Task objective:
Can you recast every line of the records below as a numbered list, skipping any blank lines and leaving the pictures out?

Listing:
- - -

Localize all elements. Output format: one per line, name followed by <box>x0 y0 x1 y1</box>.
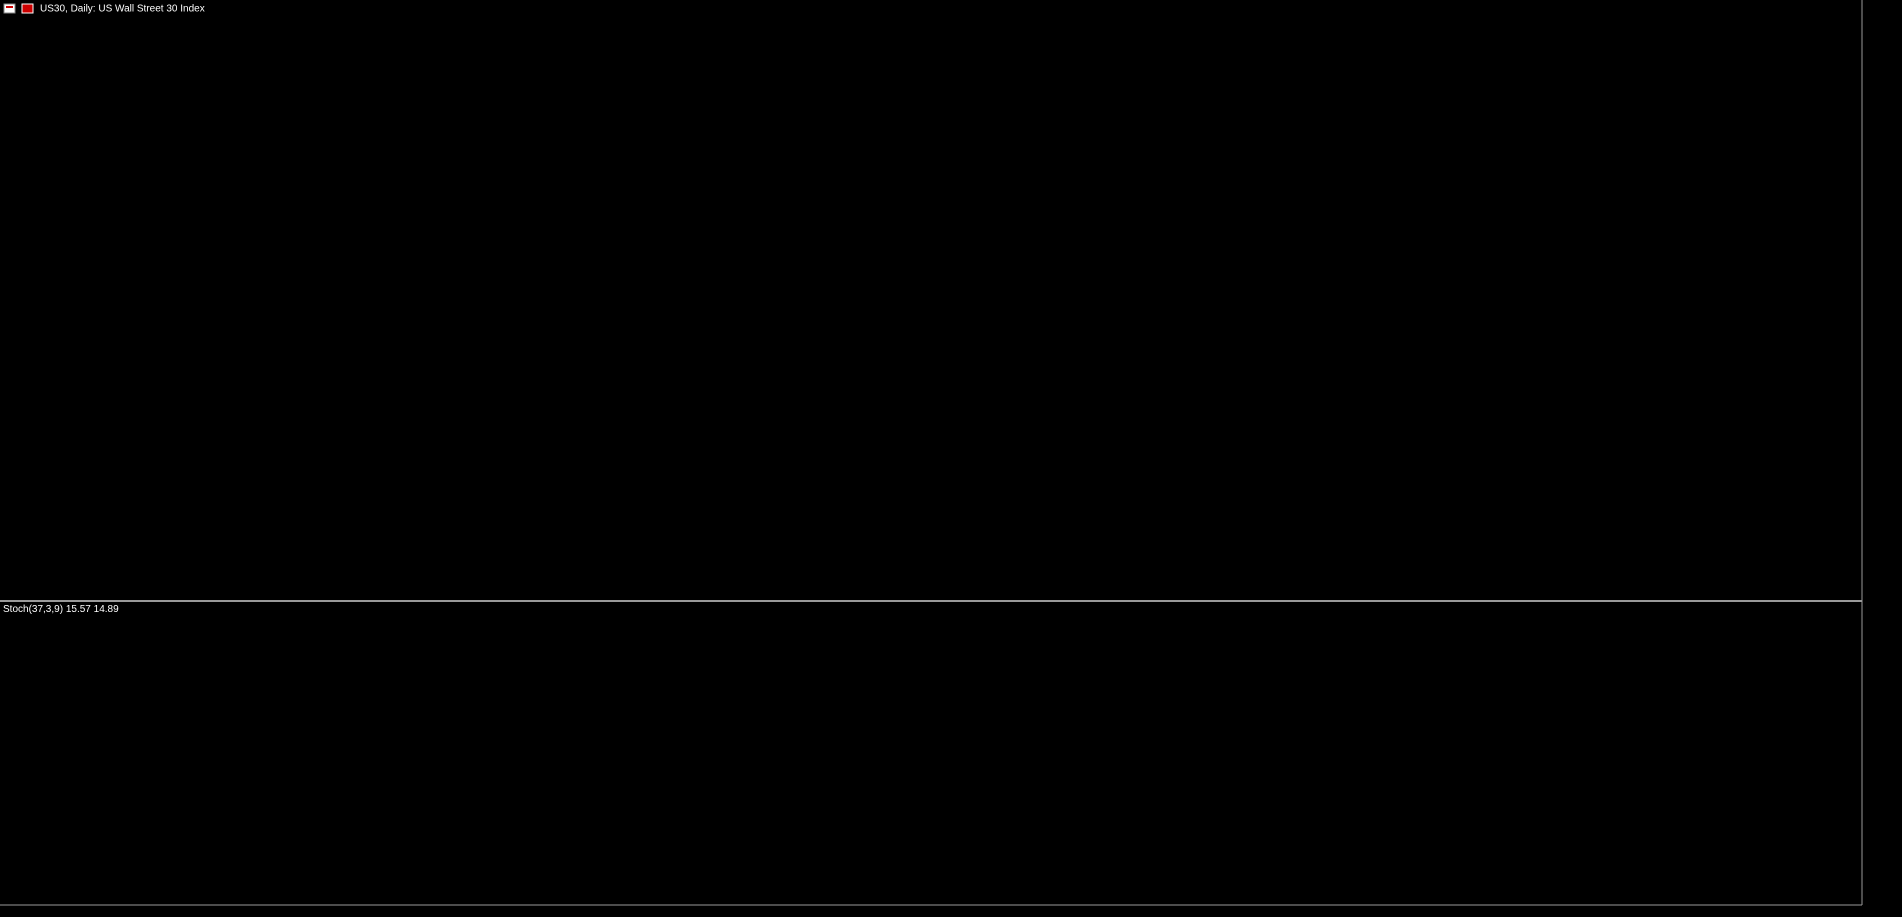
icon <box>6 6 13 8</box>
chart-title: US30, Daily: US Wall Street 30 Index <box>40 4 205 15</box>
icon <box>3 3 16 14</box>
indicator-name: Stoch(37,3,9) <box>3 604 63 615</box>
indicator-value: 14.89 <box>94 604 119 615</box>
icon <box>21 3 34 14</box>
indicator-value: 15.57 <box>66 604 91 615</box>
chart-icons <box>3 3 34 14</box>
indicator-title: Stoch(37,3,9) 15.57 14.89 <box>3 604 119 615</box>
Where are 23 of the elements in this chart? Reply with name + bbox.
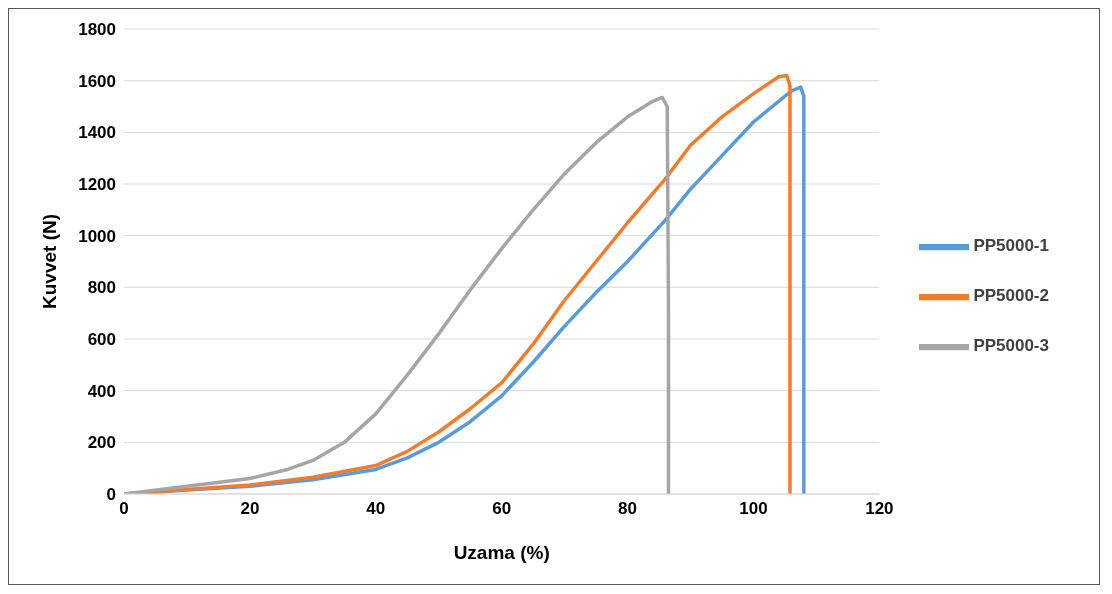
y-tick-label: 600: [87, 330, 116, 350]
y-axis-title: Kuvvet (N): [38, 213, 60, 310]
x-tick-label: 80: [618, 499, 638, 519]
x-tick-label: 40: [366, 499, 386, 519]
legend-label: PP5000-1: [973, 235, 1049, 255]
y-tick-label: 200: [87, 433, 116, 453]
x-tick-label: 120: [865, 499, 894, 519]
x-tick-label: 0: [119, 499, 129, 519]
x-tick-label: 20: [240, 499, 260, 519]
y-tick-label: 800: [87, 278, 116, 298]
x-tick-label: 100: [739, 499, 768, 519]
line-series: [124, 95, 671, 494]
y-tick-label: 1800: [78, 20, 116, 40]
y-tick-label: 1600: [78, 71, 116, 91]
y-tick-label: 1000: [78, 226, 116, 246]
y-tick-label: 400: [87, 381, 116, 401]
y-tick-label: 0: [106, 485, 116, 505]
y-tick-label: 1400: [78, 123, 116, 143]
x-tick-label: 60: [492, 499, 512, 519]
y-tick-label: 1200: [78, 175, 116, 195]
legend-label: PP5000-2: [973, 285, 1049, 305]
x-axis-title: Uzama (%): [453, 542, 550, 563]
legend-label: PP5000-3: [973, 335, 1049, 355]
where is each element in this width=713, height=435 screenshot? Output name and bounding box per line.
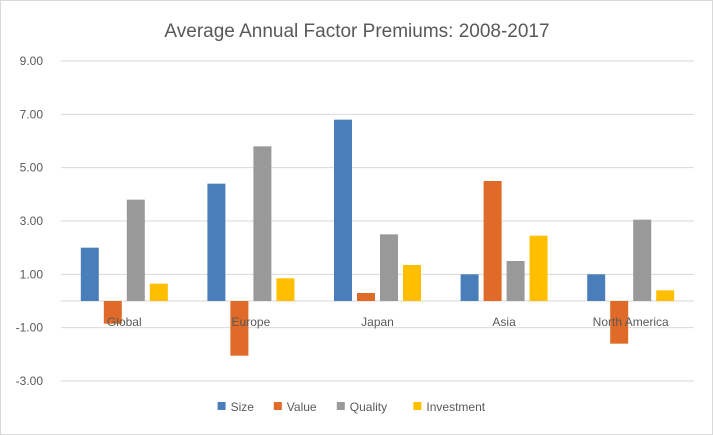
- bar-quality-asia: [506, 261, 525, 301]
- bar-value-north-america: [610, 301, 629, 344]
- x-category-label: Asia: [492, 315, 516, 329]
- legend-label-investment: Investment: [426, 400, 485, 414]
- bar-investment-europe: [276, 278, 295, 301]
- bar-size-global: [80, 247, 99, 301]
- bar-quality-global: [126, 199, 145, 301]
- chart-title: Average Annual Factor Premiums: 2008-201…: [164, 21, 549, 42]
- legend-swatch-quality: [336, 402, 345, 410]
- y-tick-label: 7.00: [20, 107, 44, 121]
- x-axis-categories: Global Europe Japan Asia North America: [107, 315, 669, 329]
- legend-label-quality: Quality: [350, 400, 387, 414]
- x-category-label: Global: [107, 315, 142, 329]
- bar-size-north-america: [587, 274, 606, 301]
- y-tick-label: -3.00: [16, 374, 44, 388]
- bar-value-asia: [483, 181, 502, 301]
- bar-investment-asia: [529, 235, 548, 301]
- x-category-label: Japan: [361, 315, 394, 329]
- bar-quality-europe: [253, 146, 272, 301]
- bar-size-europe: [207, 183, 226, 301]
- y-axis: 9.00 7.00 5.00 3.00 1.00 -1.00 -3.00: [16, 54, 44, 388]
- bar-investment-global: [149, 283, 168, 301]
- bar-value-global: [103, 301, 122, 324]
- bar-quality-japan: [380, 234, 398, 301]
- legend-swatch-value: [273, 402, 282, 410]
- bars: [80, 119, 675, 356]
- legend-label-size: Size: [231, 400, 255, 414]
- legend-label-value: Value: [287, 400, 317, 414]
- bar-size-japan: [334, 119, 352, 302]
- gridlines: [61, 60, 694, 382]
- bar-investment-north-america: [656, 290, 675, 301]
- bar-size-asia: [460, 274, 479, 301]
- y-tick-label: 9.00: [20, 54, 44, 68]
- legend: Size Value Quality Investment: [217, 400, 486, 414]
- legend-swatch-size: [217, 402, 226, 410]
- x-category-label: North America: [593, 315, 669, 329]
- legend-swatch-investment: [413, 402, 422, 410]
- bar-value-japan: [357, 293, 375, 301]
- bar-quality-north-america: [633, 219, 652, 301]
- y-tick-label: 1.00: [20, 267, 44, 281]
- bar-investment-japan: [403, 265, 421, 301]
- bar-value-europe: [230, 301, 249, 356]
- y-tick-label: -1.00: [16, 321, 44, 335]
- y-tick-label: 3.00: [20, 214, 44, 228]
- x-category-label: Europe: [232, 315, 271, 329]
- y-tick-label: 5.00: [20, 161, 44, 175]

- - -

The output:
1. Localize all elements. Output format: one per line, name followed by <box>x0 y0 x1 y1</box>.
2. icon <box>6 6 13 8</box>
3. chart-title: US30, Daily: US Wall Street 30 Index <box>40 4 205 15</box>
4. icon <box>3 3 16 14</box>
5. indicator-name: Stoch(37,3,9) <box>3 604 63 615</box>
6. indicator-value: 14.89 <box>94 604 119 615</box>
7. icon <box>21 3 34 14</box>
8. indicator-value: 15.57 <box>66 604 91 615</box>
9. chart-icons <box>3 3 34 14</box>
10. indicator-title: Stoch(37,3,9) 15.57 14.89 <box>3 604 119 615</box>
11. Where are 23 of the elements in this chart? Reply with name + bbox.
12. y-tick-label: 600: [87, 330, 116, 350]
13. y-axis-title: Kuvvet (N): [38, 213, 60, 310]
14. x-tick-label: 80: [618, 499, 638, 519]
15. x-tick-label: 40: [366, 499, 386, 519]
16. legend-label: PP5000-1: [973, 235, 1049, 255]
17. y-tick-label: 200: [87, 433, 116, 453]
18. x-tick-label: 120: [865, 499, 894, 519]
19. x-tick-label: 0: [119, 499, 129, 519]
20. x-tick-label: 20: [240, 499, 260, 519]
21. y-tick-label: 800: [87, 278, 116, 298]
22. x-tick-label: 100: [739, 499, 768, 519]
23. line-series: [124, 95, 671, 494]
24. y-tick-label: 1800: [78, 20, 116, 40]
25. y-tick-label: 1600: [78, 71, 116, 91]
26. y-tick-label: 1000: [78, 226, 116, 246]
27. y-tick-label: 400: [87, 381, 116, 401]
28. y-tick-label: 0: [106, 485, 116, 505]
29. y-tick-label: 1400: [78, 123, 116, 143]
30. x-tick-label: 60: [492, 499, 512, 519]
31. y-tick-label: 1200: [78, 175, 116, 195]
32. legend-label: PP5000-2: [973, 285, 1049, 305]
33. x-axis-title: Uzama (%): [453, 542, 550, 563]
34. legend-label: PP5000-3: [973, 335, 1049, 355]
35. where is each element in this width=713, height=435 screenshot? Output name and bounding box per line.
36. - bar-quality-asia: [506, 261, 525, 301]
37. - bar-value-north-america: [610, 301, 629, 344]
38. - x-category-label: Asia: [492, 315, 516, 329]
39. - legend-label-investment: Investment: [426, 400, 485, 414]
40. - bar-investment-europe: [276, 278, 295, 301]
41. - bar-size-global: [80, 247, 99, 301]
42. - bar-quality-global: [126, 199, 145, 301]
43. - chart-title: Average Annual Factor Premiums: 2008-201…: [164, 21, 549, 42]
44. - legend-swatch-quality: [336, 402, 345, 410]
45. - y-tick-label: 7.00: [20, 107, 44, 121]
46. - x-axis-categories: Global Europe Japan Asia North America: [107, 315, 669, 329]
47. - legend-label-quality: Quality: [350, 400, 387, 414]
48. - x-category-label: Global: [107, 315, 142, 329]
49. - bar-size-north-america: [587, 274, 606, 301]
50. - y-tick-label: -3.00: [16, 374, 44, 388]
51. - bar-value-asia: [483, 181, 502, 301]
52. - bar-investment-asia: [529, 235, 548, 301]
53. - x-category-label: Japan: [361, 315, 394, 329]
54. - bar-quality-europe: [253, 146, 272, 301]
55. - bar-size-europe: [207, 183, 226, 301]
56. - y-axis: 9.00 7.00 5.00 3.00 1.00 -1.00 -3.00: [16, 54, 44, 388]
57. - bar-investment-global: [149, 283, 168, 301]
58. - bar-value-global: [103, 301, 122, 324]
59. - bar-quality-japan: [380, 234, 398, 301]
60. - legend-swatch-value: [273, 402, 282, 410]
61. - bars: [80, 119, 675, 356]
62. - legend-label-size: Size: [231, 400, 255, 414]
63. - legend-label-value: Value: [287, 400, 317, 414]
64. - bar-size-japan: [334, 119, 352, 302]
65. - gridlines: [61, 60, 694, 382]
66. - bar-investment-north-america: [656, 290, 675, 301]
67. - bar-size-asia: [460, 274, 479, 301]
68. - y-tick-label: 9.00: [20, 54, 44, 68]
69. - legend: Size Value Quality Investment: [217, 400, 486, 414]
70. - legend-swatch-size: [217, 402, 226, 410]
71. - x-category-label: North America: [593, 315, 669, 329]
72. - legend-swatch-investment: [413, 402, 422, 410]
73. - bar-value-japan: [357, 293, 375, 301]
74. - bar-quality-north-america: [633, 219, 652, 301]
75. - y-tick-label: 1.00: [20, 267, 44, 281]
76. - bar-investment-japan: [403, 265, 421, 301]
77. - bar-value-europe: [230, 301, 249, 356]
78. - y-tick-label: -1.00: [16, 321, 44, 335]
79. - y-tick-label: 3.00: [20, 214, 44, 228]
80. - x-category-label: Europe: [232, 315, 271, 329]
81. - y-tick-label: 5.00: [20, 161, 44, 175]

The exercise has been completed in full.